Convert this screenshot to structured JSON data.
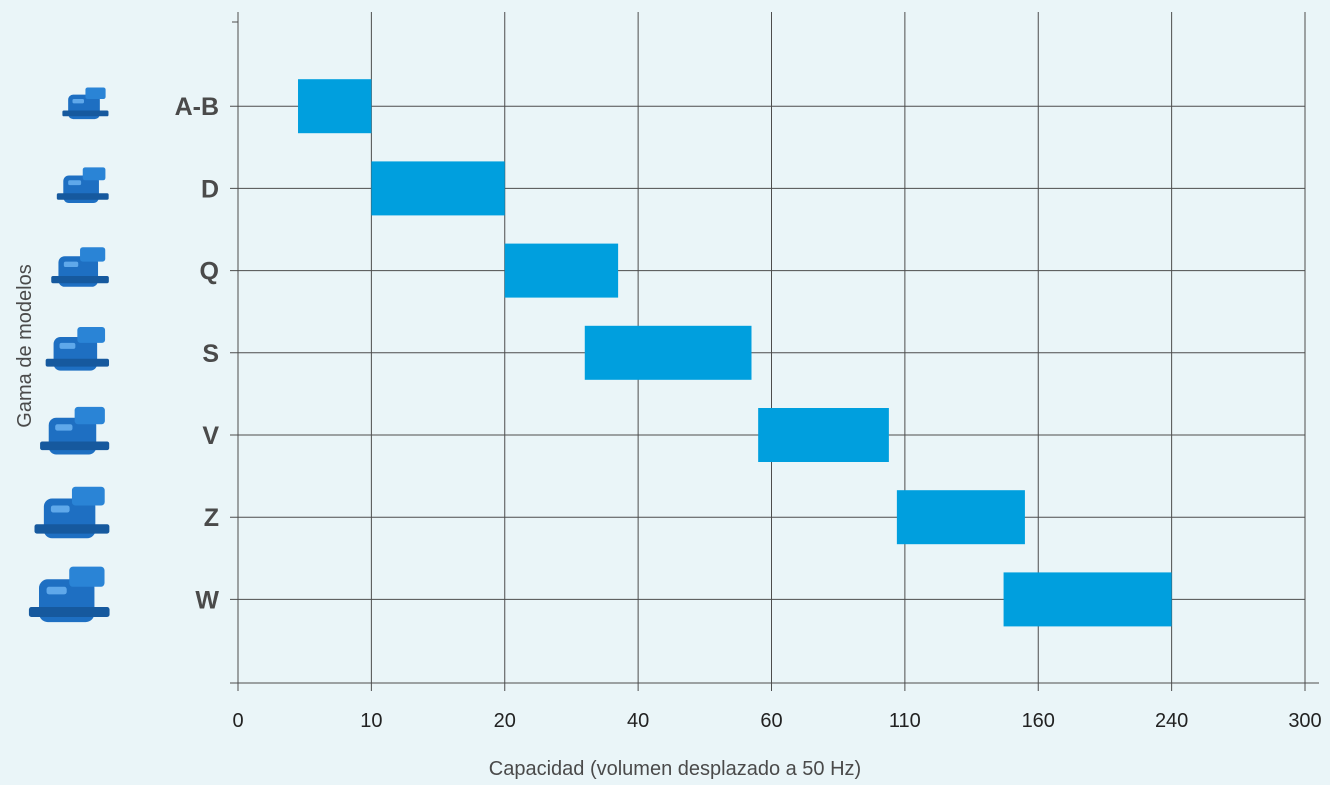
{
  "chart_data": {
    "type": "bar",
    "orientation": "horizontal-range",
    "xlabel": "Capacidad (volumen desplazado a 50 Hz)",
    "ylabel": "Gama de modelos",
    "x_ticks": [
      "0",
      "10",
      "20",
      "40",
      "60",
      "110",
      "160",
      "240",
      "300"
    ],
    "categories": [
      "A-B",
      "D",
      "Q",
      "S",
      "V",
      "Z",
      "W"
    ],
    "ranges": [
      {
        "model": "A-B",
        "start": 4.5,
        "end": 10
      },
      {
        "model": "D",
        "start": 10,
        "end": 20
      },
      {
        "model": "Q",
        "start": 20,
        "end": 37
      },
      {
        "model": "S",
        "start": 32,
        "end": 57
      },
      {
        "model": "V",
        "start": 58,
        "end": 104
      },
      {
        "model": "Z",
        "start": 107,
        "end": 155
      },
      {
        "model": "W",
        "start": 147,
        "end": 240
      }
    ],
    "grid": true,
    "colors": {
      "bar": "#009fde",
      "grid": "#4d4d4d",
      "background": "#eaf5f8",
      "compressor_icon": "#1e6fc2"
    },
    "row_icons": [
      "compressor-icon",
      "compressor-icon",
      "compressor-icon",
      "compressor-icon",
      "compressor-icon",
      "compressor-icon",
      "compressor-icon"
    ]
  }
}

### What you are asked to do
From the records given above, copy all lines containing "start".

### Exercise response
        "start": 4.5,
        "start": 10,
        "start": 20,
        "start": 32,
        "start": 58,
        "start": 107,
        "start": 147,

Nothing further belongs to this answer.